■ Written problem
Transcribe each record exactly. Include every one.
******
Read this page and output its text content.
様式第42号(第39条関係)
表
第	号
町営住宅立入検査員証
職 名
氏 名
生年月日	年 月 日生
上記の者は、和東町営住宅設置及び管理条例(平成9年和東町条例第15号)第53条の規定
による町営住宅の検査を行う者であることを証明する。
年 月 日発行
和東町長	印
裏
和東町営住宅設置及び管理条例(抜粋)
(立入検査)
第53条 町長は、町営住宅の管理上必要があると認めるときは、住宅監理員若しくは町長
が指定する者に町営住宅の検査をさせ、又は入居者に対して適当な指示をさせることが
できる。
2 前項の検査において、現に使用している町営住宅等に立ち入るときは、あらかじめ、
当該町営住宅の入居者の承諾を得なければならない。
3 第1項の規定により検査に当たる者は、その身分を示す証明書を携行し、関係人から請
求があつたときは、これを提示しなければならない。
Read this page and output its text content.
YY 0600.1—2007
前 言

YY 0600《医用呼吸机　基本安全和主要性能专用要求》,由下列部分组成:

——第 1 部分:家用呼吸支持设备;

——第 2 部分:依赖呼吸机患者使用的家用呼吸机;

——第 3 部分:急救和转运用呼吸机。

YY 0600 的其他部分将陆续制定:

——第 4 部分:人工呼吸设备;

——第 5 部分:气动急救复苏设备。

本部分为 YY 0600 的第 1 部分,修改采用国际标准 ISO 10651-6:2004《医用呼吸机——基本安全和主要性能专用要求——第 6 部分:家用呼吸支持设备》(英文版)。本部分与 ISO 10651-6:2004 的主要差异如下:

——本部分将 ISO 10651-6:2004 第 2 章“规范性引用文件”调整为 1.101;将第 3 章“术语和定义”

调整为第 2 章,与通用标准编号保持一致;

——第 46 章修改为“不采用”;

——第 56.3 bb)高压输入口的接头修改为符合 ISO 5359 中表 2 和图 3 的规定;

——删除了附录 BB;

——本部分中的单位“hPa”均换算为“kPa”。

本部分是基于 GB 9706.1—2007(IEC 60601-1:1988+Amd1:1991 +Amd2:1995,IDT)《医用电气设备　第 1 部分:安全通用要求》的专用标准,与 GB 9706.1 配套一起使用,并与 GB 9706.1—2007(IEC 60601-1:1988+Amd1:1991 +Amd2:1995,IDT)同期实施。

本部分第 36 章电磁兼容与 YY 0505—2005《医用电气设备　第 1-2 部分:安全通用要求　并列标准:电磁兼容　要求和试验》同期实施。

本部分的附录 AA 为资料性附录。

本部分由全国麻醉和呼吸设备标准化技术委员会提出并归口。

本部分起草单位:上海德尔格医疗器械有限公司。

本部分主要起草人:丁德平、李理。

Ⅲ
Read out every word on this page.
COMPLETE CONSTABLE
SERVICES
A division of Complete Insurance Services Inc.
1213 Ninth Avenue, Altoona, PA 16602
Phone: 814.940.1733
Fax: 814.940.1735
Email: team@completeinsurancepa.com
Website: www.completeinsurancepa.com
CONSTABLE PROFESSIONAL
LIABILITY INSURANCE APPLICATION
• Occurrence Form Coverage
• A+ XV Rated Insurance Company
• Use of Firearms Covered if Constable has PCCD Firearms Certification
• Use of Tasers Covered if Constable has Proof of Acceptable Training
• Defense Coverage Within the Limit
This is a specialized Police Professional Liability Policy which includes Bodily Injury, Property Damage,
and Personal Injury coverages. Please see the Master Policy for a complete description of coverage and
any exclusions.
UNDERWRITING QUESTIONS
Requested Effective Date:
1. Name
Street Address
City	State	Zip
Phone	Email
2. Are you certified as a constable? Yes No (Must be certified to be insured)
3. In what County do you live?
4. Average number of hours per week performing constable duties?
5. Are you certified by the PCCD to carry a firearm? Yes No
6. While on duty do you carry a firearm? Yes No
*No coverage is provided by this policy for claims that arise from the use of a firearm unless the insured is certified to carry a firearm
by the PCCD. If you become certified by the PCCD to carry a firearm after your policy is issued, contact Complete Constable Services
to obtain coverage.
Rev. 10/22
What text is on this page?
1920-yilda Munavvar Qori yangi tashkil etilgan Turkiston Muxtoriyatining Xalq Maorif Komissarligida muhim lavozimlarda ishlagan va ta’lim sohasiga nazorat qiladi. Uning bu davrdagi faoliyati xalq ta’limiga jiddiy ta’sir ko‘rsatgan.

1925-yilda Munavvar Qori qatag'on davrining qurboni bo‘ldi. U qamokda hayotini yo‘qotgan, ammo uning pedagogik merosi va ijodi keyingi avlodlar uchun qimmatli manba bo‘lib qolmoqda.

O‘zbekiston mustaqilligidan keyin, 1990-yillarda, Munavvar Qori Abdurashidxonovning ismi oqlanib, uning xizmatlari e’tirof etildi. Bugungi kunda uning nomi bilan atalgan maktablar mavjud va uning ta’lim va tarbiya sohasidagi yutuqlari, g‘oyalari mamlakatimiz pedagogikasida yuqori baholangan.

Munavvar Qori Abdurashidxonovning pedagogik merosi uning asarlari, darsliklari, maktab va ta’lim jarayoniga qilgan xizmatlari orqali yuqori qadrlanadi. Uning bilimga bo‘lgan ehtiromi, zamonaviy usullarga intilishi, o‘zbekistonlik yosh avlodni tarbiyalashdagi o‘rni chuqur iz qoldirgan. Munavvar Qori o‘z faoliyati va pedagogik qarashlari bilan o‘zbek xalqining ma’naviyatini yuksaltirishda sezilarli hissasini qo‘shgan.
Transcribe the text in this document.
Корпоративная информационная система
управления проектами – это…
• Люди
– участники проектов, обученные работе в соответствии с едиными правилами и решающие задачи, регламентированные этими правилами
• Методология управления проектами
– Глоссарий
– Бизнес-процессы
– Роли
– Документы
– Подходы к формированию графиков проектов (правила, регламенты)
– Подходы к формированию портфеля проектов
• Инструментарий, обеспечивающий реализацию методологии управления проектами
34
******
■ Exercise response
Read this page and output its text content.
様式第42号(第39条関係)
表
第	号
町営住宅立入検査員証
職 名
氏 名
生年月日	年 月 日生
上記の者は、和東町営住宅設置及び管理条例(平成9年和東町条例第15号)第53条の規定
による町営住宅の検査を行う者であることを証明する。
年 月 日発行
和東町長	印
裏
和東町営住宅設置及び管理条例(抜粋)
(立入検査)
第53条 町長は、町営住宅の管理上必要があると認めるときは、住宅監理員若しくは町長
が指定する者に町営住宅の検査をさせ、又は入居者に対して適当な指示をさせることが
できる。
2 前項の検査において、現に使用している町営住宅等に立ち入るときは、あらかじめ、
当該町営住宅の入居者の承諾を得なければならない。
3 第1項の規定により検査に当たる者は、その身分を示す証明書を携行し、関係人から請
求があつたときは、これを提示しなければならない。
Read this page and output its text content.
YY 0600.1—2007
前 言

YY 0600《医用呼吸机　基本安全和主要性能专用要求》,由下列部分组成:

——第 1 部分:家用呼吸支持设备;

——第 2 部分:依赖呼吸机患者使用的家用呼吸机;

——第 3 部分:急救和转运用呼吸机。

YY 0600 的其他部分将陆续制定:

——第 4 部分:人工呼吸设备;

——第 5 部分:气动急救复苏设备。

本部分为 YY 0600 的第 1 部分,修改采用国际标准 ISO 10651-6:2004《医用呼吸机——基本安全和主要性能专用要求——第 6 部分:家用呼吸支持设备》(英文版)。本部分与 ISO 10651-6:2004 的主要差异如下:

——本部分将 ISO 10651-6:2004 第 2 章“规范性引用文件”调整为 1.101;将第 3 章“术语和定义”

调整为第 2 章,与通用标准编号保持一致;

——第 46 章修改为“不采用”;

——第 56.3 bb)高压输入口的接头修改为符合 ISO 5359 中表 2 和图 3 的规定;

——删除了附录 BB;

——本部分中的单位“hPa”均换算为“kPa”。

本部分是基于 GB 9706.1—2007(IEC 60601-1:1988+Amd1:1991 +Amd2:1995,IDT)《医用电气设备　第 1 部分:安全通用要求》的专用标准,与 GB 9706.1 配套一起使用,并与 GB 9706.1—2007(IEC 60601-1:1988+Amd1:1991 +Amd2:1995,IDT)同期实施。

本部分第 36 章电磁兼容与 YY 0505—2005《医用电气设备　第 1-2 部分:安全通用要求　并列标准:电磁兼容　要求和试验》同期实施。

本部分的附录 AA 为资料性附录。

本部分由全国麻醉和呼吸设备标准化技术委员会提出并归口。

本部分起草单位:上海德尔格医疗器械有限公司。

本部分主要起草人:丁德平、李理。

Ⅲ
Read out every word on this page.
COMPLETE CONSTABLE
SERVICES
A division of Complete Insurance Services Inc.
1213 Ninth Avenue, Altoona, PA 16602
Phone: 814.940.1733
Fax: 814.940.1735
Email: team@completeinsurancepa.com
Website: www.completeinsurancepa.com
CONSTABLE PROFESSIONAL
LIABILITY INSURANCE APPLICATION
• Occurrence Form Coverage
• A+ XV Rated Insurance Company
• Use of Firearms Covered if Constable has PCCD Firearms Certification
• Use of Tasers Covered if Constable has Proof of Acceptable Training
• Defense Coverage Within the Limit
This is a specialized Police Professional Liability Policy which includes Bodily Injury, Property Damage,
and Personal Injury coverages. Please see the Master Policy for a complete description of coverage and
any exclusions.
UNDERWRITING QUESTIONS
Requested Effective Date:
1. Name
Street Address
City	State	Zip
Phone	Email
2. Are you certified as a constable? Yes No (Must be certified to be insured)
3. In what County do you live?
4. Average number of hours per week performing constable duties?
5. Are you certified by the PCCD to carry a firearm? Yes No
6. While on duty do you carry a firearm? Yes No
*No coverage is provided by this policy for claims that arise from the use of a firearm unless the insured is certified to carry a firearm
by the PCCD. If you become certified by the PCCD to carry a firearm after your policy is issued, contact Complete Constable Services
to obtain coverage.
Rev. 10/22
What text is on this page?
1920-yilda Munavvar Qori yangi tashkil etilgan Turkiston Muxtoriyatining Xalq Maorif Komissarligida muhim lavozimlarda ishlagan va ta’lim sohasiga nazorat qiladi. Uning bu davrdagi faoliyati xalq ta’limiga jiddiy ta’sir ko‘rsatgan.

1925-yilda Munavvar Qori qatag'on davrining qurboni bo‘ldi. U qamokda hayotini yo‘qotgan, ammo uning pedagogik merosi va ijodi keyingi avlodlar uchun qimmatli manba bo‘lib qolmoqda.

O‘zbekiston mustaqilligidan keyin, 1990-yillarda, Munavvar Qori Abdurashidxonovning ismi oqlanib, uning xizmatlari e’tirof etildi. Bugungi kunda uning nomi bilan atalgan maktablar mavjud va uning ta’lim va tarbiya sohasidagi yutuqlari, g‘oyalari mamlakatimiz pedagogikasida yuqori baholangan.

Munavvar Qori Abdurashidxonovning pedagogik merosi uning asarlari, darsliklari, maktab va ta’lim jarayoniga qilgan xizmatlari orqali yuqori qadrlanadi. Uning bilimga bo‘lgan ehtiromi, zamonaviy usullarga intilishi, o‘zbekistonlik yosh avlodni tarbiyalashdagi o‘rni chuqur iz qoldirgan. Munavvar Qori o‘z faoliyati va pedagogik qarashlari bilan o‘zbek xalqining ma’naviyatini yuksaltirishda sezilarli hissasini qo‘shgan.
Transcribe the text in this document.
Корпоративная информационная система
управления проектами – это…
• Люди
– участники проектов, обученные работе в соответствии с едиными правилами и решающие задачи, регламентированные этими правилами
• Методология управления проектами
– Глоссарий
– Бизнес-процессы
– Роли
– Документы
– Подходы к формированию графиков проектов (правила, регламенты)
– Подходы к формированию портфеля проектов
• Инструментарий, обеспечивающий реализацию методологии управления проектами
34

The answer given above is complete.